▽
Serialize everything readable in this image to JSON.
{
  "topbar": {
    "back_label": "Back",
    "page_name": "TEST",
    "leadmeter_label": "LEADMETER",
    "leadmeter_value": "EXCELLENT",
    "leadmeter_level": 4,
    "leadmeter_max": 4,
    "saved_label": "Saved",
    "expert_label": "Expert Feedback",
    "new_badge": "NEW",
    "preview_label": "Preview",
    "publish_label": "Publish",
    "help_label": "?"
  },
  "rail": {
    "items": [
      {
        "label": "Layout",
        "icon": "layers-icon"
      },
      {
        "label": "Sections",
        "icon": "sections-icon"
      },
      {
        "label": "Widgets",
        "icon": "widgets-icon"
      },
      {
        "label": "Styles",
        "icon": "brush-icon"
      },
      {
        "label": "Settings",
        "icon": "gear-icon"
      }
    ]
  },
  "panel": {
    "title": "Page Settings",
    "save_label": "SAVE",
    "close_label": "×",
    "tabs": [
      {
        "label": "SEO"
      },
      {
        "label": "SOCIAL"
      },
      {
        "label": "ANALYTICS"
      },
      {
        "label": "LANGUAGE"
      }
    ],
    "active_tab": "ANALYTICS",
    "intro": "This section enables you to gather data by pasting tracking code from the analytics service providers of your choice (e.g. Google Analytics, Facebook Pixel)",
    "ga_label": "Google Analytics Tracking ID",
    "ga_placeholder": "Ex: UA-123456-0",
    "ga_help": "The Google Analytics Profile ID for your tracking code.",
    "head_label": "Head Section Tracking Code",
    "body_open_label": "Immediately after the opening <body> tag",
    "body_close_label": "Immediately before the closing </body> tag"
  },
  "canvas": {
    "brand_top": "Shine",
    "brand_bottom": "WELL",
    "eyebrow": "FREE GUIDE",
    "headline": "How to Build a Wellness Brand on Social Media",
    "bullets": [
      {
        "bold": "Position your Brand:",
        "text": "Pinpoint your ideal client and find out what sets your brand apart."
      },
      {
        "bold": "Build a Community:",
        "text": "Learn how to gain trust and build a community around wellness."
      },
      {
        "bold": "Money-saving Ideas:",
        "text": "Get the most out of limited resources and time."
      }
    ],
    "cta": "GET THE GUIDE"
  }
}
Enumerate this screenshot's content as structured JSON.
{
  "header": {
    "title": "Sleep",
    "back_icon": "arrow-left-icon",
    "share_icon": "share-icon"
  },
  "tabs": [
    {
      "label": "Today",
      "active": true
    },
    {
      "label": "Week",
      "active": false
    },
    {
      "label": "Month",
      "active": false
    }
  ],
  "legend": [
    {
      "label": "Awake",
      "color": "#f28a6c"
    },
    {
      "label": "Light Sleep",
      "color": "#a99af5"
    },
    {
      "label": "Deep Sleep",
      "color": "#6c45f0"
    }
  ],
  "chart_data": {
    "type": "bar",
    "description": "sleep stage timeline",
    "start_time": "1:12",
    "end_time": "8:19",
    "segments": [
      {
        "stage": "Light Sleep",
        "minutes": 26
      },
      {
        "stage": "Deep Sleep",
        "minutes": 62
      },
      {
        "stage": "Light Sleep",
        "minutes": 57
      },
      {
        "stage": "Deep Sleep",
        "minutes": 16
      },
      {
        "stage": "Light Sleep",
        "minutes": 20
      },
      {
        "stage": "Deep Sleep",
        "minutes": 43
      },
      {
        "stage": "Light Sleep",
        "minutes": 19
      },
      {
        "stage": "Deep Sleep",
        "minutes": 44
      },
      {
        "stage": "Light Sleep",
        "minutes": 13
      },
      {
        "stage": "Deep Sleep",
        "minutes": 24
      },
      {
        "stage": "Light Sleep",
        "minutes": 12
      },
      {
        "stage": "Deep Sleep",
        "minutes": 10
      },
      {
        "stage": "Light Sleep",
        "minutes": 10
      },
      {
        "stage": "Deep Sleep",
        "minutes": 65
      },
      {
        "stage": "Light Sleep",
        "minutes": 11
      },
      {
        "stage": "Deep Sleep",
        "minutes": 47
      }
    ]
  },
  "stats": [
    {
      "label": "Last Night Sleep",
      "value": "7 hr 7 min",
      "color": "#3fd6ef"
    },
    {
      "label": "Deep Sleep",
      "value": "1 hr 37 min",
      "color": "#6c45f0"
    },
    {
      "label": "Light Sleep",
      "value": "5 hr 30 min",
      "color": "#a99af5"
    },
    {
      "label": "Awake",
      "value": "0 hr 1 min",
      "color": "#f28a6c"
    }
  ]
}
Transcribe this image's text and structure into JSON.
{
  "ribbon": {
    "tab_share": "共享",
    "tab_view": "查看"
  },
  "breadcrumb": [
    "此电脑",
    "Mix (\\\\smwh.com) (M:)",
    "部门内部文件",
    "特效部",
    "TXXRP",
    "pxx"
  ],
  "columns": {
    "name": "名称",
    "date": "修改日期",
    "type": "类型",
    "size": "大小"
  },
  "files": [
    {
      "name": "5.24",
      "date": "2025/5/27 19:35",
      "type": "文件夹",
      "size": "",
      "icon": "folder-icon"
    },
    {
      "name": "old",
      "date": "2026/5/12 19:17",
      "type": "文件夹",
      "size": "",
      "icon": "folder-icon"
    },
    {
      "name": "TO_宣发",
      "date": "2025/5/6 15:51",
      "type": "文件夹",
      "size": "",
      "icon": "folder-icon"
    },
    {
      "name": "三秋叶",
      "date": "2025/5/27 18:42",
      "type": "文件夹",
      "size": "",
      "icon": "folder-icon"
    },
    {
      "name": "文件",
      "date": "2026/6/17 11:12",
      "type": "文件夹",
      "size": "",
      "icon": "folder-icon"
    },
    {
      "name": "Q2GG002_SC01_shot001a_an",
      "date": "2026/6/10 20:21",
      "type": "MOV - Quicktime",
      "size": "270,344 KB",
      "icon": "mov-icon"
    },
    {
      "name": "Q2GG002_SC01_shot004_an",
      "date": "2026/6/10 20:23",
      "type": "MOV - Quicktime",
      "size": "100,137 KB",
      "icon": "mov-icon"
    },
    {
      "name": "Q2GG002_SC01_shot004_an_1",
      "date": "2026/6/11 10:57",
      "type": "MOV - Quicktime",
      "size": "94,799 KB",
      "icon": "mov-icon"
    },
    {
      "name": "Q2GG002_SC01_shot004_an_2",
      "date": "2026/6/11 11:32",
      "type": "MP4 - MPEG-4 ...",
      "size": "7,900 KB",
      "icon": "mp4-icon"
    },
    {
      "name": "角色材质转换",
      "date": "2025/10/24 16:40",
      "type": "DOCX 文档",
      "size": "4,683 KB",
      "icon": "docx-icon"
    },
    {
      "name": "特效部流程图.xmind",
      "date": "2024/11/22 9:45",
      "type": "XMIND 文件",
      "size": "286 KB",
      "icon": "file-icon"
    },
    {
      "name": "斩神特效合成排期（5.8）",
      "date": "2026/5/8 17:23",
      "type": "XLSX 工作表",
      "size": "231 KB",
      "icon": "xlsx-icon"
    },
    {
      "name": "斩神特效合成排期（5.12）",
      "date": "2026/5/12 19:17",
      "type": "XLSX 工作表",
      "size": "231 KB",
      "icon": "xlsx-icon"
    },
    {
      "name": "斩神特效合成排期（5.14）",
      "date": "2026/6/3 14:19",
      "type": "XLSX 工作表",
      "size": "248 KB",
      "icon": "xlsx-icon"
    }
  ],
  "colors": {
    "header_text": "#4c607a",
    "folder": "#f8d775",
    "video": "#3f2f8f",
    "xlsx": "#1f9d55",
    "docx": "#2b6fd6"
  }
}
△
* SET EXERCISE:
Give nothing but the count of lines in the listing above that hold the string "bold".

* SOLUTION TO THIS TASK:
3